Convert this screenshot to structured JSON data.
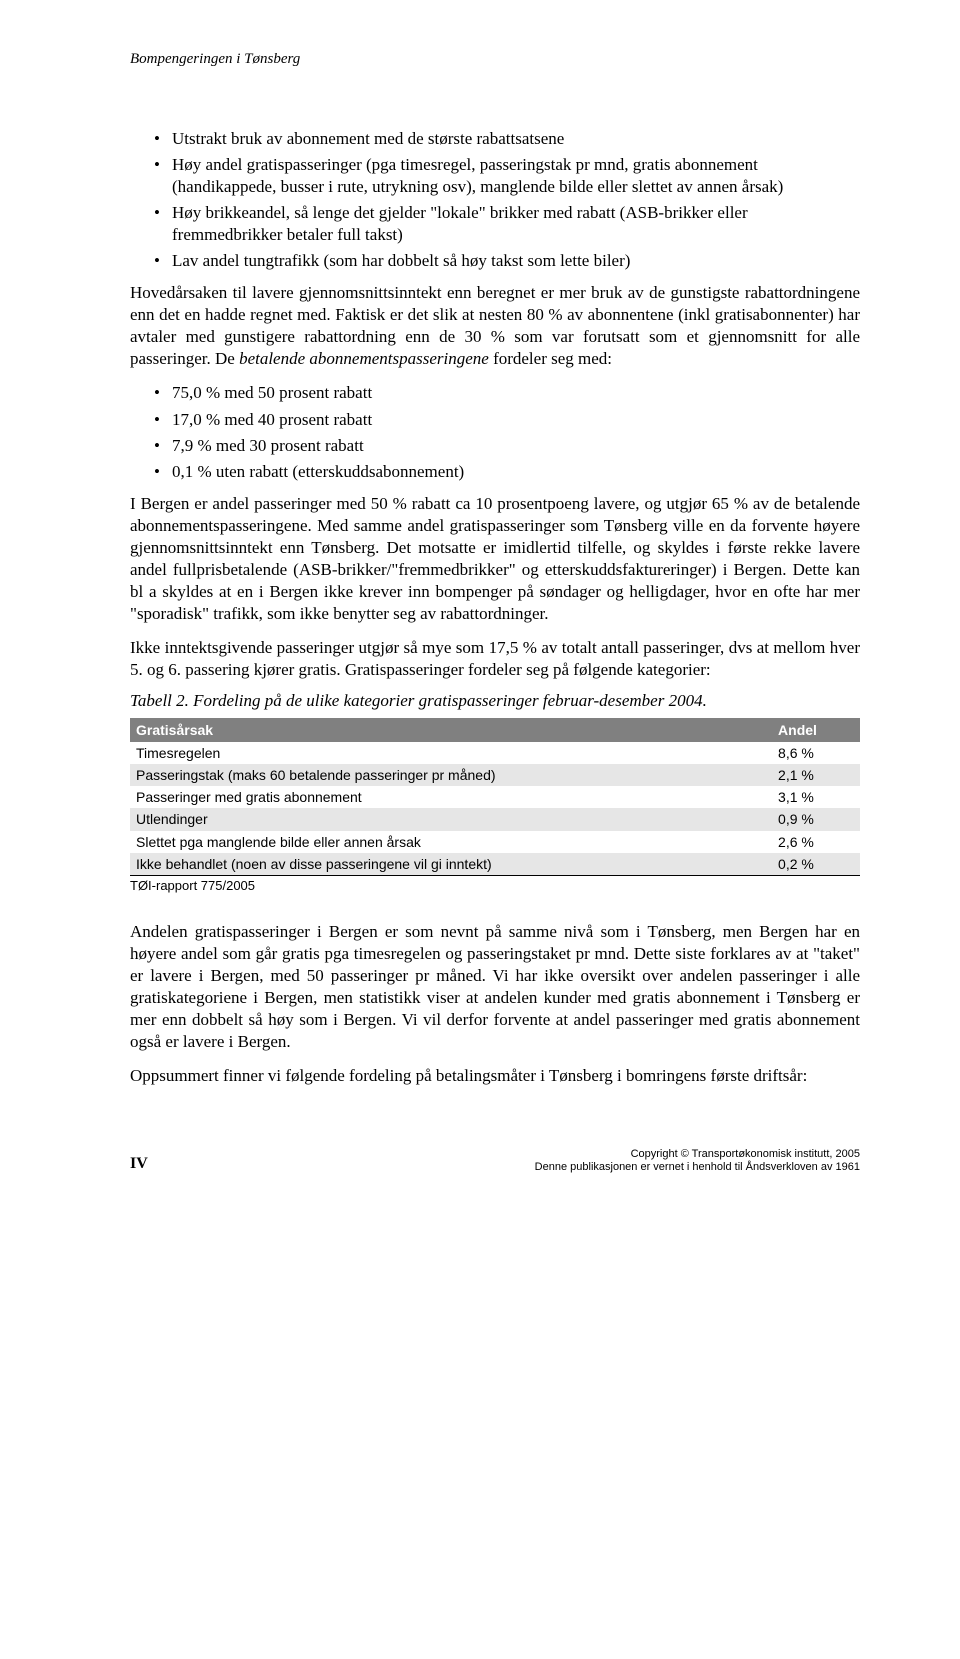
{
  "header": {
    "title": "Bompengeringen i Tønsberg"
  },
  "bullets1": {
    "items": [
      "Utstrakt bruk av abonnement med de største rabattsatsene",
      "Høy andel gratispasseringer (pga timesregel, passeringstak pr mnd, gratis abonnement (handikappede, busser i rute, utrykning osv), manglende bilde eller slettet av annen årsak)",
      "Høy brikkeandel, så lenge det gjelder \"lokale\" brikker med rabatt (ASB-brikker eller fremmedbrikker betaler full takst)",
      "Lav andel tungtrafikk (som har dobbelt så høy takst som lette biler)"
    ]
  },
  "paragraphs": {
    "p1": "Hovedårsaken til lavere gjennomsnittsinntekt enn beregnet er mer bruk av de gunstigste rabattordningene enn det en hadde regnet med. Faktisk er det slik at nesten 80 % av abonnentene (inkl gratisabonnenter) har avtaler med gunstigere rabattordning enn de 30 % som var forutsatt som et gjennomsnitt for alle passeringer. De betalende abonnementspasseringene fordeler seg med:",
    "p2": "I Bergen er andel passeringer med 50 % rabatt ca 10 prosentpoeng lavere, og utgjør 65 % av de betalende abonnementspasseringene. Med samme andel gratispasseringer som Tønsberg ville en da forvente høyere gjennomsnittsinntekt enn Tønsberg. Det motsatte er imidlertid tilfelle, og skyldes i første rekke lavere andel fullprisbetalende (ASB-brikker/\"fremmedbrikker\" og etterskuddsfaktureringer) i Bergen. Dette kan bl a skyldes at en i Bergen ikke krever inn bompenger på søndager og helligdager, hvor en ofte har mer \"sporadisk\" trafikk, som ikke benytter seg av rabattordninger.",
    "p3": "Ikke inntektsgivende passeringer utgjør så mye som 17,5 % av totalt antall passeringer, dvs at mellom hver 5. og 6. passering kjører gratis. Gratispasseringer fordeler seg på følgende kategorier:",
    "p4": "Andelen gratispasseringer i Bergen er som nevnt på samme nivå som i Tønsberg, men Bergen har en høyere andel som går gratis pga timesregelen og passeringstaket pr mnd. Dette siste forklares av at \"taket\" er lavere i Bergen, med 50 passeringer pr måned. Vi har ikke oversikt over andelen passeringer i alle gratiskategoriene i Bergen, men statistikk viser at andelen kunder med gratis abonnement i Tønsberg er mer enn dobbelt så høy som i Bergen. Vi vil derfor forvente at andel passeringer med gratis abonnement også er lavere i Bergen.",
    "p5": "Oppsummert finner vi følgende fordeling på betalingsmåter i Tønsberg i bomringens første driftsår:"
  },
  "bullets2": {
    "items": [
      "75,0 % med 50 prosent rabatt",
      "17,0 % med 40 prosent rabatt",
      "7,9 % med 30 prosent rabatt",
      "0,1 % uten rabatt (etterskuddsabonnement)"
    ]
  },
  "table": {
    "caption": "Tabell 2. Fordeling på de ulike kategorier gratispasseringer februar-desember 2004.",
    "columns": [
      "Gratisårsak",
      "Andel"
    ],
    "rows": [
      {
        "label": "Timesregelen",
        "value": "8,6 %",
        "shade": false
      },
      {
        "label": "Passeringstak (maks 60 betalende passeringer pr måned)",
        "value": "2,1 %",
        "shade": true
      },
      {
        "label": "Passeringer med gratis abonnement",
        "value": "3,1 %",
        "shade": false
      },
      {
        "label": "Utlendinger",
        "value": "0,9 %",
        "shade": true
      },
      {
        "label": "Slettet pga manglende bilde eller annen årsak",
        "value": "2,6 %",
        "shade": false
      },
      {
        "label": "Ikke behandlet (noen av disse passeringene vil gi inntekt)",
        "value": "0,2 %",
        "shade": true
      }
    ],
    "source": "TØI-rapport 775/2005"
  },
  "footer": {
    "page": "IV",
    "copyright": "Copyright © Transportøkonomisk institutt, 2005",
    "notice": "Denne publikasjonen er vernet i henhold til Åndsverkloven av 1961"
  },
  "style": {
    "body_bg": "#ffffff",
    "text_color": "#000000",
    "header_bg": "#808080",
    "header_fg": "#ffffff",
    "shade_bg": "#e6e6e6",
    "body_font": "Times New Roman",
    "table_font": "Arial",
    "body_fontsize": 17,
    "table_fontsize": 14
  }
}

→ Instructions for the task:
Look through the data above. Each line containing the word "manglende" needs to be copied.

→ Problem solution:
      "Høy andel gratispasseringer (pga timesregel, passeringstak pr mnd, gratis abonnement (handikappede, busser i rute, utrykning osv), manglende bilde eller slettet av annen årsak)",
        "label": "Slettet pga manglende bilde eller annen årsak",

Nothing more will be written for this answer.